* [RECORDS FOR THIS TASK]
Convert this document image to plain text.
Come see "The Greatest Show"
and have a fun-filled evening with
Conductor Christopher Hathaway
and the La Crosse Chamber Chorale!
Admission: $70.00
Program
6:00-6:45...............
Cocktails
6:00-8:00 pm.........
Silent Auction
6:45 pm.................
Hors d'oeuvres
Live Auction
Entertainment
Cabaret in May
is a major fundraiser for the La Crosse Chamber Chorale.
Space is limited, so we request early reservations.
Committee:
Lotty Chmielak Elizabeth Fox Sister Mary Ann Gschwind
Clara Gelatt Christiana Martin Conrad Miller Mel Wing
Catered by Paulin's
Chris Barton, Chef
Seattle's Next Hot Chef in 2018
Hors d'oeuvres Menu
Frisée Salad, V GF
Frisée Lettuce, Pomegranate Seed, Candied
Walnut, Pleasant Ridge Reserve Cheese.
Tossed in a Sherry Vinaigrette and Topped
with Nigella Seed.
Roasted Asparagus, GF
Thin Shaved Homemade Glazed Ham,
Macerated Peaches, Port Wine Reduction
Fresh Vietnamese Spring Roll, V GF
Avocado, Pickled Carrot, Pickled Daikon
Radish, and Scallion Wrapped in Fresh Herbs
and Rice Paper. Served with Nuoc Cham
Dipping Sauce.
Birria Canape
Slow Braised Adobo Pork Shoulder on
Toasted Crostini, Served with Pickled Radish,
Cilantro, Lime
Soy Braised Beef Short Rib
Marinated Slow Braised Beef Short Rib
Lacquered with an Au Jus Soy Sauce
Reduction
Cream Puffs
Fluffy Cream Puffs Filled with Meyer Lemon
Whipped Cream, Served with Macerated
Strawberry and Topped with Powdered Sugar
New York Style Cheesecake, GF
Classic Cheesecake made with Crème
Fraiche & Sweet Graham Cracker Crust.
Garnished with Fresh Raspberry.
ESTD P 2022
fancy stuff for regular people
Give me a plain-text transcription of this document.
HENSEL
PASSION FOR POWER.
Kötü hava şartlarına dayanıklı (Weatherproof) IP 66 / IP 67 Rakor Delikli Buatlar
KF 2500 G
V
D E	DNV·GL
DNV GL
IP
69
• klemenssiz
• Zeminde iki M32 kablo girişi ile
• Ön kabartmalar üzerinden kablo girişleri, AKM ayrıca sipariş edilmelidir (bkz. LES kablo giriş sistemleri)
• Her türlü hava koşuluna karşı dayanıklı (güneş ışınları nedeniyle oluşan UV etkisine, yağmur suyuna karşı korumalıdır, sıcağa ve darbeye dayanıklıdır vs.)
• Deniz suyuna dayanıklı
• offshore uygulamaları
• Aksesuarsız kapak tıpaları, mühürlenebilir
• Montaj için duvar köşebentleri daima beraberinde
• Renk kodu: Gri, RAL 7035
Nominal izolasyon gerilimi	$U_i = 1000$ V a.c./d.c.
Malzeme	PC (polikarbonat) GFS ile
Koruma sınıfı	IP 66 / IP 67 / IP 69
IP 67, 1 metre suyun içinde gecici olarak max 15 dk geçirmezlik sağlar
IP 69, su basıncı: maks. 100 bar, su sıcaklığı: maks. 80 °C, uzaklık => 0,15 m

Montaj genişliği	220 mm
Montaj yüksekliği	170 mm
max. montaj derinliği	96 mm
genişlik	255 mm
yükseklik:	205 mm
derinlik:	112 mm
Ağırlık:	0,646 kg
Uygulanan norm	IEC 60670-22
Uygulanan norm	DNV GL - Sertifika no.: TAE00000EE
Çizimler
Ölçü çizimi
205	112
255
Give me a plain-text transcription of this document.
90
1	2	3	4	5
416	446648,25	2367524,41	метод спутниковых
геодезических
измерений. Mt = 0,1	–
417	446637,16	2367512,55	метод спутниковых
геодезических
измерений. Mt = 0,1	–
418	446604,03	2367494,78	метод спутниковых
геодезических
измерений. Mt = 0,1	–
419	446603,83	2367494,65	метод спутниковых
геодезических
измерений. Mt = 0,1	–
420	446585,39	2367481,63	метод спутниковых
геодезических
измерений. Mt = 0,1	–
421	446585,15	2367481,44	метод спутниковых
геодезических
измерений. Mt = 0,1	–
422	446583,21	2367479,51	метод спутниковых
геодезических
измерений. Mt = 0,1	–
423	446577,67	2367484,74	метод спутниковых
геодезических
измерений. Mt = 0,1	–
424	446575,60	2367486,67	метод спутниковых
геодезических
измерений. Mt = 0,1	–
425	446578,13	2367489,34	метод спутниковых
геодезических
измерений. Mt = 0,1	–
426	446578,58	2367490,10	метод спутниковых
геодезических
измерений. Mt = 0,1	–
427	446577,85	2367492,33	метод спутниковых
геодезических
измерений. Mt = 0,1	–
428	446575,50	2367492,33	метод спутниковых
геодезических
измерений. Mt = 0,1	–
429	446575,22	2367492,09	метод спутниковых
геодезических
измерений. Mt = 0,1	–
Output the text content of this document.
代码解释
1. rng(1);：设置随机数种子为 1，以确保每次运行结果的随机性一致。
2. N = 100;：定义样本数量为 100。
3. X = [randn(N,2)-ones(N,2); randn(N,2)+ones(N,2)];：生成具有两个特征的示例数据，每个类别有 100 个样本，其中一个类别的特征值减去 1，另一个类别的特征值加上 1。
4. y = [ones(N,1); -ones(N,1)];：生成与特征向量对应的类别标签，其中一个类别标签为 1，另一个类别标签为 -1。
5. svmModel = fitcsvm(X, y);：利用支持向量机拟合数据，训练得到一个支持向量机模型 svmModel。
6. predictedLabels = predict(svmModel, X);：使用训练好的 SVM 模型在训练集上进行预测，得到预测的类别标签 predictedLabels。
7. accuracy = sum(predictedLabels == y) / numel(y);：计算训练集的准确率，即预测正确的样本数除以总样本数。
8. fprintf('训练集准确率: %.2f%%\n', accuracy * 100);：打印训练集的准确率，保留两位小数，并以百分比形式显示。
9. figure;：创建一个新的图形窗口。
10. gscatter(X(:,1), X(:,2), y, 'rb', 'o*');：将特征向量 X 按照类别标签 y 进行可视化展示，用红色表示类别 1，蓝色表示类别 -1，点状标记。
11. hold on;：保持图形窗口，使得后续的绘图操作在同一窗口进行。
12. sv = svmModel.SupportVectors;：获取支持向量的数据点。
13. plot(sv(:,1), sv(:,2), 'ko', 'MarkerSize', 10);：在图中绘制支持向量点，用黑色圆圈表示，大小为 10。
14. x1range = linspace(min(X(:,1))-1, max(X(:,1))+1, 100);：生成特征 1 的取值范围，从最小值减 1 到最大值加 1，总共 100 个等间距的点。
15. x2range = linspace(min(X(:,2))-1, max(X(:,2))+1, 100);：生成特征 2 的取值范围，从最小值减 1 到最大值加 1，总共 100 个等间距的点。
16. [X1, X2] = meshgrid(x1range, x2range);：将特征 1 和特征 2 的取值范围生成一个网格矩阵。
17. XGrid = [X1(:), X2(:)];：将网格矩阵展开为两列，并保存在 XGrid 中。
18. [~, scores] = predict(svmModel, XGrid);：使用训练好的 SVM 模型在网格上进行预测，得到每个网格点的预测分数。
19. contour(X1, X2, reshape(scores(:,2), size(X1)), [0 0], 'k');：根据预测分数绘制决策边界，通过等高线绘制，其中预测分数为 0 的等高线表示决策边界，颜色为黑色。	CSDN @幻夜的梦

* [STATED PROBLEM] Repeat the records above exactly, leaving none out.

* [RESULT]
Convert this document image to plain text.
Come see "The Greatest Show"
and have a fun-filled evening with
Conductor Christopher Hathaway
and the La Crosse Chamber Chorale!
Admission: $70.00
Program
6:00-6:45...............
Cocktails
6:00-8:00 pm.........
Silent Auction
6:45 pm.................
Hors d'oeuvres
Live Auction
Entertainment
Cabaret in May
is a major fundraiser for the La Crosse Chamber Chorale.
Space is limited, so we request early reservations.
Committee:
Lotty Chmielak Elizabeth Fox Sister Mary Ann Gschwind
Clara Gelatt Christiana Martin Conrad Miller Mel Wing
Catered by Paulin's
Chris Barton, Chef
Seattle's Next Hot Chef in 2018
Hors d'oeuvres Menu
Frisée Salad, V GF
Frisée Lettuce, Pomegranate Seed, Candied
Walnut, Pleasant Ridge Reserve Cheese.
Tossed in a Sherry Vinaigrette and Topped
with Nigella Seed.
Roasted Asparagus, GF
Thin Shaved Homemade Glazed Ham,
Macerated Peaches, Port Wine Reduction
Fresh Vietnamese Spring Roll, V GF
Avocado, Pickled Carrot, Pickled Daikon
Radish, and Scallion Wrapped in Fresh Herbs
and Rice Paper. Served with Nuoc Cham
Dipping Sauce.
Birria Canape
Slow Braised Adobo Pork Shoulder on
Toasted Crostini, Served with Pickled Radish,
Cilantro, Lime
Soy Braised Beef Short Rib
Marinated Slow Braised Beef Short Rib
Lacquered with an Au Jus Soy Sauce
Reduction
Cream Puffs
Fluffy Cream Puffs Filled with Meyer Lemon
Whipped Cream, Served with Macerated
Strawberry and Topped with Powdered Sugar
New York Style Cheesecake, GF
Classic Cheesecake made with Crème
Fraiche & Sweet Graham Cracker Crust.
Garnished with Fresh Raspberry.
ESTD P 2022
fancy stuff for regular people
Give me a plain-text transcription of this document.
HENSEL
PASSION FOR POWER.
Kötü hava şartlarına dayanıklı (Weatherproof) IP 66 / IP 67 Rakor Delikli Buatlar
KF 2500 G
V
D E	DNV·GL
DNV GL
IP
69
• klemenssiz
• Zeminde iki M32 kablo girişi ile
• Ön kabartmalar üzerinden kablo girişleri, AKM ayrıca sipariş edilmelidir (bkz. LES kablo giriş sistemleri)
• Her türlü hava koşuluna karşı dayanıklı (güneş ışınları nedeniyle oluşan UV etkisine, yağmur suyuna karşı korumalıdır, sıcağa ve darbeye dayanıklıdır vs.)
• Deniz suyuna dayanıklı
• offshore uygulamaları
• Aksesuarsız kapak tıpaları, mühürlenebilir
• Montaj için duvar köşebentleri daima beraberinde
• Renk kodu: Gri, RAL 7035
Nominal izolasyon gerilimi	$U_i = 1000$ V a.c./d.c.
Malzeme	PC (polikarbonat) GFS ile
Koruma sınıfı	IP 66 / IP 67 / IP 69
IP 67, 1 metre suyun içinde gecici olarak max 15 dk geçirmezlik sağlar
IP 69, su basıncı: maks. 100 bar, su sıcaklığı: maks. 80 °C, uzaklık => 0,15 m

Montaj genişliği	220 mm
Montaj yüksekliği	170 mm
max. montaj derinliği	96 mm
genişlik	255 mm
yükseklik:	205 mm
derinlik:	112 mm
Ağırlık:	0,646 kg
Uygulanan norm	IEC 60670-22
Uygulanan norm	DNV GL - Sertifika no.: TAE00000EE
Çizimler
Ölçü çizimi
205	112
255
Give me a plain-text transcription of this document.
90
1	2	3	4	5
416	446648,25	2367524,41	метод спутниковых
геодезических
измерений. Mt = 0,1	–
417	446637,16	2367512,55	метод спутниковых
геодезических
измерений. Mt = 0,1	–
418	446604,03	2367494,78	метод спутниковых
геодезических
измерений. Mt = 0,1	–
419	446603,83	2367494,65	метод спутниковых
геодезических
измерений. Mt = 0,1	–
420	446585,39	2367481,63	метод спутниковых
геодезических
измерений. Mt = 0,1	–
421	446585,15	2367481,44	метод спутниковых
геодезических
измерений. Mt = 0,1	–
422	446583,21	2367479,51	метод спутниковых
геодезических
измерений. Mt = 0,1	–
423	446577,67	2367484,74	метод спутниковых
геодезических
измерений. Mt = 0,1	–
424	446575,60	2367486,67	метод спутниковых
геодезических
измерений. Mt = 0,1	–
425	446578,13	2367489,34	метод спутниковых
геодезических
измерений. Mt = 0,1	–
426	446578,58	2367490,10	метод спутниковых
геодезических
измерений. Mt = 0,1	–
427	446577,85	2367492,33	метод спутниковых
геодезических
измерений. Mt = 0,1	–
428	446575,50	2367492,33	метод спутниковых
геодезических
измерений. Mt = 0,1	–
429	446575,22	2367492,09	метод спутниковых
геодезических
измерений. Mt = 0,1	–
Output the text content of this document.
代码解释
1. rng(1);：设置随机数种子为 1，以确保每次运行结果的随机性一致。
2. N = 100;：定义样本数量为 100。
3. X = [randn(N,2)-ones(N,2); randn(N,2)+ones(N,2)];：生成具有两个特征的示例数据，每个类别有 100 个样本，其中一个类别的特征值减去 1，另一个类别的特征值加上 1。
4. y = [ones(N,1); -ones(N,1)];：生成与特征向量对应的类别标签，其中一个类别标签为 1，另一个类别标签为 -1。
5. svmModel = fitcsvm(X, y);：利用支持向量机拟合数据，训练得到一个支持向量机模型 svmModel。
6. predictedLabels = predict(svmModel, X);：使用训练好的 SVM 模型在训练集上进行预测，得到预测的类别标签 predictedLabels。
7. accuracy = sum(predictedLabels == y) / numel(y);：计算训练集的准确率，即预测正确的样本数除以总样本数。
8. fprintf('训练集准确率: %.2f%%\n', accuracy * 100);：打印训练集的准确率，保留两位小数，并以百分比形式显示。
9. figure;：创建一个新的图形窗口。
10. gscatter(X(:,1), X(:,2), y, 'rb', 'o*');：将特征向量 X 按照类别标签 y 进行可视化展示，用红色表示类别 1，蓝色表示类别 -1，点状标记。
11. hold on;：保持图形窗口，使得后续的绘图操作在同一窗口进行。
12. sv = svmModel.SupportVectors;：获取支持向量的数据点。
13. plot(sv(:,1), sv(:,2), 'ko', 'MarkerSize', 10);：在图中绘制支持向量点，用黑色圆圈表示，大小为 10。
14. x1range = linspace(min(X(:,1))-1, max(X(:,1))+1, 100);：生成特征 1 的取值范围，从最小值减 1 到最大值加 1，总共 100 个等间距的点。
15. x2range = linspace(min(X(:,2))-1, max(X(:,2))+1, 100);：生成特征 2 的取值范围，从最小值减 1 到最大值加 1，总共 100 个等间距的点。
16. [X1, X2] = meshgrid(x1range, x2range);：将特征 1 和特征 2 的取值范围生成一个网格矩阵。
17. XGrid = [X1(:), X2(:)];：将网格矩阵展开为两列，并保存在 XGrid 中。
18. [~, scores] = predict(svmModel, XGrid);：使用训练好的 SVM 模型在网格上进行预测，得到每个网格点的预测分数。
19. contour(X1, X2, reshape(scores(:,2), size(X1)), [0 0], 'k');：根据预测分数绘制决策边界，通过等高线绘制，其中预测分数为 0 的等高线表示决策边界，颜色为黑色。	CSDN @幻夜的梦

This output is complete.